=== GIVEN INSTRUCTION ===
Copy out the data below as written; omit any images.

^^^^

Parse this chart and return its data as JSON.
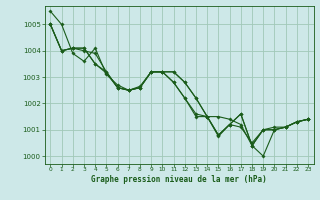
{
  "xlabel": "Graphe pression niveau de la mer (hPa)",
  "ylim": [
    999.7,
    1005.7
  ],
  "xlim": [
    -0.5,
    23.5
  ],
  "xticks": [
    0,
    1,
    2,
    3,
    4,
    5,
    6,
    7,
    8,
    9,
    10,
    11,
    12,
    13,
    14,
    15,
    16,
    17,
    18,
    19,
    20,
    21,
    22,
    23
  ],
  "yticks": [
    1000,
    1001,
    1002,
    1003,
    1004,
    1005
  ],
  "bg_color": "#cde8e8",
  "grid_color": "#a0c8b8",
  "line_color": "#1a5c1a",
  "series": [
    [
      1005.5,
      1005.0,
      1003.9,
      1003.6,
      1004.1,
      1003.1,
      1002.7,
      1002.5,
      1002.6,
      1003.2,
      1003.2,
      1002.8,
      1002.2,
      1001.6,
      1001.5,
      1000.8,
      1001.2,
      1001.1,
      1000.5,
      1001.0,
      1001.1,
      1001.1,
      1001.3,
      1001.4
    ],
    [
      1005.0,
      1004.0,
      1004.1,
      1004.0,
      1003.9,
      1003.2,
      1002.6,
      1002.5,
      1002.6,
      1003.2,
      1003.2,
      1002.8,
      1002.2,
      1001.5,
      1001.5,
      1000.8,
      1001.2,
      1001.6,
      1000.4,
      1001.0,
      1001.0,
      1001.1,
      1001.3,
      1001.4
    ],
    [
      1005.0,
      1004.0,
      1004.1,
      1004.1,
      1003.5,
      1003.2,
      1002.6,
      1002.5,
      1002.6,
      1003.2,
      1003.2,
      1003.2,
      1002.8,
      1002.2,
      1001.5,
      1001.5,
      1001.4,
      1001.2,
      1000.4,
      1000.0,
      1001.0,
      1001.1,
      1001.3,
      1001.4
    ],
    [
      1005.0,
      1004.0,
      1004.1,
      1004.1,
      1003.5,
      1003.15,
      1002.6,
      1002.5,
      1002.65,
      1003.2,
      1003.2,
      1003.2,
      1002.8,
      1002.2,
      1001.5,
      1000.75,
      1001.2,
      1001.6,
      1000.4,
      1001.0,
      1001.0,
      1001.1,
      1001.3,
      1001.4
    ]
  ]
}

^^^^

=== EXERCISE ANSWER ===
Parse this chart and return its data as JSON.
{
  "xlabel": "Graphe pression niveau de la mer (hPa)",
  "ylim": [
    999.7,
    1005.7
  ],
  "xlim": [
    -0.5,
    23.5
  ],
  "xticks": [
    0,
    1,
    2,
    3,
    4,
    5,
    6,
    7,
    8,
    9,
    10,
    11,
    12,
    13,
    14,
    15,
    16,
    17,
    18,
    19,
    20,
    21,
    22,
    23
  ],
  "yticks": [
    1000,
    1001,
    1002,
    1003,
    1004,
    1005
  ],
  "bg_color": "#cde8e8",
  "grid_color": "#a0c8b8",
  "line_color": "#1a5c1a",
  "series": [
    [
      1005.5,
      1005.0,
      1003.9,
      1003.6,
      1004.1,
      1003.1,
      1002.7,
      1002.5,
      1002.6,
      1003.2,
      1003.2,
      1002.8,
      1002.2,
      1001.6,
      1001.5,
      1000.8,
      1001.2,
      1001.1,
      1000.5,
      1001.0,
      1001.1,
      1001.1,
      1001.3,
      1001.4
    ],
    [
      1005.0,
      1004.0,
      1004.1,
      1004.0,
      1003.9,
      1003.2,
      1002.6,
      1002.5,
      1002.6,
      1003.2,
      1003.2,
      1002.8,
      1002.2,
      1001.5,
      1001.5,
      1000.8,
      1001.2,
      1001.6,
      1000.4,
      1001.0,
      1001.0,
      1001.1,
      1001.3,
      1001.4
    ],
    [
      1005.0,
      1004.0,
      1004.1,
      1004.1,
      1003.5,
      1003.2,
      1002.6,
      1002.5,
      1002.6,
      1003.2,
      1003.2,
      1003.2,
      1002.8,
      1002.2,
      1001.5,
      1001.5,
      1001.4,
      1001.2,
      1000.4,
      1000.0,
      1001.0,
      1001.1,
      1001.3,
      1001.4
    ],
    [
      1005.0,
      1004.0,
      1004.1,
      1004.1,
      1003.5,
      1003.15,
      1002.6,
      1002.5,
      1002.65,
      1003.2,
      1003.2,
      1003.2,
      1002.8,
      1002.2,
      1001.5,
      1000.75,
      1001.2,
      1001.6,
      1000.4,
      1001.0,
      1001.0,
      1001.1,
      1001.3,
      1001.4
    ]
  ]
}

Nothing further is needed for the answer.